## Quoted text
+++
Sarah and her yearling, Finnegan, are just two of the draft horses found at Clydesdale Corners in Wellington, a farm owned by former investigator Curtis Bridges.

The 64-year-old began raising Clydesdales in 1982 when he and his wife, Kathy, owned a farm on Lookout Mountain in Golden while Bridges worked with the Colorado Bureau of Investigation.

It wasn't until seven years ago that Bridges decided to move up north and make Clydesdale Corners his full-time job.

Bridges will show Sarah and a 2-year-old stallion named Ozzie at the Big Thunder draft horse show from Jan. 14-16 at the Larimer County Fairgrounds & Events Complex, and then at the National Western Stock Show Jan. 8-23 with the draft horse show happening Jan. 21-23.

Anyone familiar with commercials for Budweiser beer is also probably familiar with the Budweiser Clydesdales that majestically glide across the landscape pulling a wagon in full draft horse tack.

The look of a Clydesdale at a draft show is very similar, and the preparation that goes into making the horses look presentable begins at least a month in advance.

First, the horses are fitted with shoes and pads, which are roughly the size of dinner plates. Bridges then grooms Sarah and Ozzie every day, making sure the feathering -the white tufts of fur surrounding the hooves - is properly kempt and as bright as possible.

"You just don't do all this the day before a show," Bridges said. "It's a process."

And then comes the mane. A Clydesdale's mane is braided for show, but it must be at the proper length and thickness. Bridges combs the horses' manes and thins them out with a razor brush about a week before the show.

And then comes the exercise.

"I've been taking (Sarah) out a couple times a week to build up her stamina," Bridges said.

Sarah is being shown in the single-cart competition where she will carry a small, two-wheeled cart with one or two riders, and the halter class competition where Sarah will be shown groomed and wearing a show harness. Ozzie is being shown only in halter class where Bridges said the stallion's impeccable breeding will come in handy.

"Ozzie has what you would call the best breeding for a Clydesdale," Bridges said.

At the age of 2, Ozzie is still a bit too green to be a great show horse, Bridges said. Three is the earliest a horse should be in tough competition.

"It'd be like giving a 14-year-old kid the keys to your car," Bridges said.
+++
Element region listings
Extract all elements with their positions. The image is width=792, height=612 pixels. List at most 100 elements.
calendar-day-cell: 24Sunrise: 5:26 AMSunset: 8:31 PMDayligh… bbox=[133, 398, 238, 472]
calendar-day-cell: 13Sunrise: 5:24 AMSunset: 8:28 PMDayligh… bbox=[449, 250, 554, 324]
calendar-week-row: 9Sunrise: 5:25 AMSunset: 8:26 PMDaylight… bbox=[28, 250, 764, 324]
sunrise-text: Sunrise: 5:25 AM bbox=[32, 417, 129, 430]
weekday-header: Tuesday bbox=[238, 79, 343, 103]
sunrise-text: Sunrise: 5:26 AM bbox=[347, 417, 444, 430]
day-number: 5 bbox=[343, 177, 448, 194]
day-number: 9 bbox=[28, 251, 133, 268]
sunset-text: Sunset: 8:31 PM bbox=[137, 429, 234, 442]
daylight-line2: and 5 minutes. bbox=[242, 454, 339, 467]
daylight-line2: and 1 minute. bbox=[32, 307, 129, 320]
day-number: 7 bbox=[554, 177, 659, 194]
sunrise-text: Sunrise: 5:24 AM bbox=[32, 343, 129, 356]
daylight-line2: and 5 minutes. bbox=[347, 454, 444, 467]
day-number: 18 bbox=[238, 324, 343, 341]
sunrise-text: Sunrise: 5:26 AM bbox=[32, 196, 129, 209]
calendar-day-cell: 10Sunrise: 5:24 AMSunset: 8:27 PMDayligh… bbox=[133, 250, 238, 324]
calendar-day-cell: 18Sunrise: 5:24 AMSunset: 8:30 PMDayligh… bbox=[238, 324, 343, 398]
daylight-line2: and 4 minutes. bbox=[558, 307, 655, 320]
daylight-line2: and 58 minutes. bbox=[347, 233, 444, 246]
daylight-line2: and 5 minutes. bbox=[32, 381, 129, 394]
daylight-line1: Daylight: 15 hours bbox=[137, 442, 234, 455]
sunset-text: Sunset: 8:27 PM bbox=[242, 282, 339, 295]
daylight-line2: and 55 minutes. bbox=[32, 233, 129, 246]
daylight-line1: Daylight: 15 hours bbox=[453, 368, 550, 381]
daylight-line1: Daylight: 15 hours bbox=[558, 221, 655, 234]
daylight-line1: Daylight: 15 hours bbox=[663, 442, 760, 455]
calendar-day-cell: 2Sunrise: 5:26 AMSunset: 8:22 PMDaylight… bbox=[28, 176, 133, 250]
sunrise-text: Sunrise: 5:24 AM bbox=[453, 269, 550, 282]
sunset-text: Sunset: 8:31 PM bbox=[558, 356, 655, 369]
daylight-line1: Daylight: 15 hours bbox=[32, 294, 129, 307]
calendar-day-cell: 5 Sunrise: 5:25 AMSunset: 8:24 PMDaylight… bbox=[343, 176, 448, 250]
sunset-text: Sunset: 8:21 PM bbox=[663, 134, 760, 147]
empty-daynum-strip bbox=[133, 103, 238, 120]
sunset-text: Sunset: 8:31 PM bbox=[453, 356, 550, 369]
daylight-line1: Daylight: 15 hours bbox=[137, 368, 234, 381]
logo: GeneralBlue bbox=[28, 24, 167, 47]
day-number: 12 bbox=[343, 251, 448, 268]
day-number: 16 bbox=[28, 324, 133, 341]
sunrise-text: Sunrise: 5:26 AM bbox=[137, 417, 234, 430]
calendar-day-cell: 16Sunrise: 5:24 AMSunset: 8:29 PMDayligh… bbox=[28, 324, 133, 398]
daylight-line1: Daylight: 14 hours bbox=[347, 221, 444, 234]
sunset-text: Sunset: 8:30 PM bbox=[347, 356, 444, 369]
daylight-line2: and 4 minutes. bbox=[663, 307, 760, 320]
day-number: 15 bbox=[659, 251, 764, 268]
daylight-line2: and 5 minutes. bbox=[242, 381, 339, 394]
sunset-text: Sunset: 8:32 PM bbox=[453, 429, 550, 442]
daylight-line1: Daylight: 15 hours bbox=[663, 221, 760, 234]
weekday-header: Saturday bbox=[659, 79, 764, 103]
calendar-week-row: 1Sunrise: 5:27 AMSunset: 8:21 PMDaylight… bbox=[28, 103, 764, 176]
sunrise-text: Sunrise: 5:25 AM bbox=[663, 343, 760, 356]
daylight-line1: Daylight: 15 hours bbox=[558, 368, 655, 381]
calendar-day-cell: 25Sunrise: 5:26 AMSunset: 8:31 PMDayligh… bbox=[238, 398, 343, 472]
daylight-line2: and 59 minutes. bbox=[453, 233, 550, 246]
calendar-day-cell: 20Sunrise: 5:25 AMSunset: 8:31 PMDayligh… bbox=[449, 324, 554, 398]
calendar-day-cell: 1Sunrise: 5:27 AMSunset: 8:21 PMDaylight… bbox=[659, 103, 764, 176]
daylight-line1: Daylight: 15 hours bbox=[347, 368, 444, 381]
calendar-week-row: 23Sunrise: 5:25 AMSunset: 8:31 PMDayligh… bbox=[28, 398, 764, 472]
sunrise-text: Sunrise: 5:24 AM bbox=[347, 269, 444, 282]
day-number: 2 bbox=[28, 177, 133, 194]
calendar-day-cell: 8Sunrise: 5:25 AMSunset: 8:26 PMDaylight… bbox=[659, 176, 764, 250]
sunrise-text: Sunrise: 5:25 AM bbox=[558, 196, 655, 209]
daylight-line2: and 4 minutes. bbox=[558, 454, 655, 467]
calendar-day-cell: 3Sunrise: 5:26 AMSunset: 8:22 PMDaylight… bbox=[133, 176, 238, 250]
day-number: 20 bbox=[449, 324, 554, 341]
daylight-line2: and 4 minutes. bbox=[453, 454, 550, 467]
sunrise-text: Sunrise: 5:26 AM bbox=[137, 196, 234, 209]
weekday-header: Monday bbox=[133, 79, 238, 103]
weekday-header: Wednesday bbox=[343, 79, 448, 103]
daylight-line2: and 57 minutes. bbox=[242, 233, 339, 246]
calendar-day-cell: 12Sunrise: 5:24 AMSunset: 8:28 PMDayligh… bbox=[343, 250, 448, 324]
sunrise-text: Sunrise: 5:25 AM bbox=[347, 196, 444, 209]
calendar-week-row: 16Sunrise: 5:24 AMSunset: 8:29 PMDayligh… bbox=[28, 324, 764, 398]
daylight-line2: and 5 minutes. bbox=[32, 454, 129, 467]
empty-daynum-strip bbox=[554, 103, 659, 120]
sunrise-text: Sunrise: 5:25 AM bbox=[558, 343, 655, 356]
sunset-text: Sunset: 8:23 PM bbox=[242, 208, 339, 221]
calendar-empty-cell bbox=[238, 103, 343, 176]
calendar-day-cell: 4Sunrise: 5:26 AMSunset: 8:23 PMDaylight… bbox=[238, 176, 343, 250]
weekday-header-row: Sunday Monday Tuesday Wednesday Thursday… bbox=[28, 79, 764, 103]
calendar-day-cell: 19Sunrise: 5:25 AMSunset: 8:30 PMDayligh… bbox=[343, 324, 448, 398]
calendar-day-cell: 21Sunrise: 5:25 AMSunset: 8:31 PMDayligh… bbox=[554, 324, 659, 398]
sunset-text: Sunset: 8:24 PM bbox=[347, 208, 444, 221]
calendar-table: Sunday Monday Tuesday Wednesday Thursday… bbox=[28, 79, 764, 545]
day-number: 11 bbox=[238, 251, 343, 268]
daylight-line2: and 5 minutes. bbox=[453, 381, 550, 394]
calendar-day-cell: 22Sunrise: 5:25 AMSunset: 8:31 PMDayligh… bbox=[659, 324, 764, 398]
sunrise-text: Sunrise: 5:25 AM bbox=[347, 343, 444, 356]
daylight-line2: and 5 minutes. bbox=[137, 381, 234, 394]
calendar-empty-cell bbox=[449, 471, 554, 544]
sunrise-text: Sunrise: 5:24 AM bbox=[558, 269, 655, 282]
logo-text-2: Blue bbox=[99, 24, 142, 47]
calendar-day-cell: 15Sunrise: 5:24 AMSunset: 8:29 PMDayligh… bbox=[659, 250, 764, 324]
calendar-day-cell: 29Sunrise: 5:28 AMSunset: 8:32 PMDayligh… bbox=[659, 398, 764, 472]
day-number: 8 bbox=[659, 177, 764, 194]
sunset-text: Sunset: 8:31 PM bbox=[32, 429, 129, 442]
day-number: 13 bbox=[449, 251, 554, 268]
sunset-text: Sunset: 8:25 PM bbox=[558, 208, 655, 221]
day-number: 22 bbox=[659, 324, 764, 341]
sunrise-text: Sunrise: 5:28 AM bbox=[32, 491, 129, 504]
+++
## What needs to be done
From the Clydesdale article above, extract the passage that begins with "It wasn't until" and ends with "happening Jan. 21-23.", copying it word for word.

## Task output
It wasn't until seven years ago that Bridges decided to move up north and make Clydesdale Corners his full-time job.

Bridges will show Sarah and a 2-year-old stallion named Ozzie at the Big Thunder draft horse show from Jan. 14-16 at the Larimer County Fairgrounds & Events Complex, and then at the National Western Stock Show Jan. 8-23 with the draft horse show happening Jan. 21-23.